The problem:
Each entry must be reproduced precisely as it stands.

>> start Data supplied

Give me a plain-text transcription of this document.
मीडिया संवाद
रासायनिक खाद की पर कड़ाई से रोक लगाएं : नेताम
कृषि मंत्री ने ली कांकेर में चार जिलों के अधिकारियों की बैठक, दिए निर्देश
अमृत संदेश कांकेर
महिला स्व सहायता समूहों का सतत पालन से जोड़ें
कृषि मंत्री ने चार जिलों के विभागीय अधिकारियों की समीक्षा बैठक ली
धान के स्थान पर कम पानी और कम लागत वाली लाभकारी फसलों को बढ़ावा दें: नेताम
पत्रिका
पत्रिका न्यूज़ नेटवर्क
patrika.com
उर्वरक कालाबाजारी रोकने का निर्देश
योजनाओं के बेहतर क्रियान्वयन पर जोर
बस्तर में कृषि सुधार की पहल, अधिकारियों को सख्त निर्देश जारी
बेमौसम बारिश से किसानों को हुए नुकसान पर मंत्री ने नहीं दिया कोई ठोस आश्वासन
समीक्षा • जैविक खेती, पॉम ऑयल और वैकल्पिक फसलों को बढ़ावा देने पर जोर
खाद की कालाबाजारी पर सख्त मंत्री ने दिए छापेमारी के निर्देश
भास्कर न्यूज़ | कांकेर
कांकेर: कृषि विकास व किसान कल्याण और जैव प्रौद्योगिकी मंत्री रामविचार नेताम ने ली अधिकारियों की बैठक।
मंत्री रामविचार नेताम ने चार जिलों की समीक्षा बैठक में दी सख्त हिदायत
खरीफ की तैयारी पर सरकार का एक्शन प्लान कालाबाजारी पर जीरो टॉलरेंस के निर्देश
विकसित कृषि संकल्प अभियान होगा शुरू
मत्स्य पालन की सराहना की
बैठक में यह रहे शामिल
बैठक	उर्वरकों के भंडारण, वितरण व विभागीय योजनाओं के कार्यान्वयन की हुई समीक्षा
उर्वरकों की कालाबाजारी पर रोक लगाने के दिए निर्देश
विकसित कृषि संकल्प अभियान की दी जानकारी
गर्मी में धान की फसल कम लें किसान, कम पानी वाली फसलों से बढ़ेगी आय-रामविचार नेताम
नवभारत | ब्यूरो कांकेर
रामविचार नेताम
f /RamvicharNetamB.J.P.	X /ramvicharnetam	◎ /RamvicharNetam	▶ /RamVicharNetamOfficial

>> end Data supplied

Solution:
Give me a plain-text transcription of this document.
मीडिया संवाद
रासायनिक खाद की पर कड़ाई से रोक लगाएं : नेताम
कृषि मंत्री ने ली कांकेर में चार जिलों के अधिकारियों की बैठक, दिए निर्देश
अमृत संदेश कांकेर
महिला स्व सहायता समूहों का सतत पालन से जोड़ें
कृषि मंत्री ने चार जिलों के विभागीय अधिकारियों की समीक्षा बैठक ली
धान के स्थान पर कम पानी और कम लागत वाली लाभकारी फसलों को बढ़ावा दें: नेताम
पत्रिका
पत्रिका न्यूज़ नेटवर्क
patrika.com
उर्वरक कालाबाजारी रोकने का निर्देश
योजनाओं के बेहतर क्रियान्वयन पर जोर
बस्तर में कृषि सुधार की पहल, अधिकारियों को सख्त निर्देश जारी
बेमौसम बारिश से किसानों को हुए नुकसान पर मंत्री ने नहीं दिया कोई ठोस आश्वासन
समीक्षा • जैविक खेती, पॉम ऑयल और वैकल्पिक फसलों को बढ़ावा देने पर जोर
खाद की कालाबाजारी पर सख्त मंत्री ने दिए छापेमारी के निर्देश
भास्कर न्यूज़ | कांकेर
कांकेर: कृषि विकास व किसान कल्याण और जैव प्रौद्योगिकी मंत्री रामविचार नेताम ने ली अधिकारियों की बैठक।
मंत्री रामविचार नेताम ने चार जिलों की समीक्षा बैठक में दी सख्त हिदायत
खरीफ की तैयारी पर सरकार का एक्शन प्लान कालाबाजारी पर जीरो टॉलरेंस के निर्देश
विकसित कृषि संकल्प अभियान होगा शुरू
मत्स्य पालन की सराहना की
बैठक में यह रहे शामिल
बैठक	उर्वरकों के भंडारण, वितरण व विभागीय योजनाओं के कार्यान्वयन की हुई समीक्षा
उर्वरकों की कालाबाजारी पर रोक लगाने के दिए निर्देश
विकसित कृषि संकल्प अभियान की दी जानकारी
गर्मी में धान की फसल कम लें किसान, कम पानी वाली फसलों से बढ़ेगी आय-रामविचार नेताम
नवभारत | ब्यूरो कांकेर
रामविचार नेताम
f /RamvicharNetamB.J.P.	X /ramvicharnetam	◎ /RamvicharNetam	▶ /RamVicharNetamOfficial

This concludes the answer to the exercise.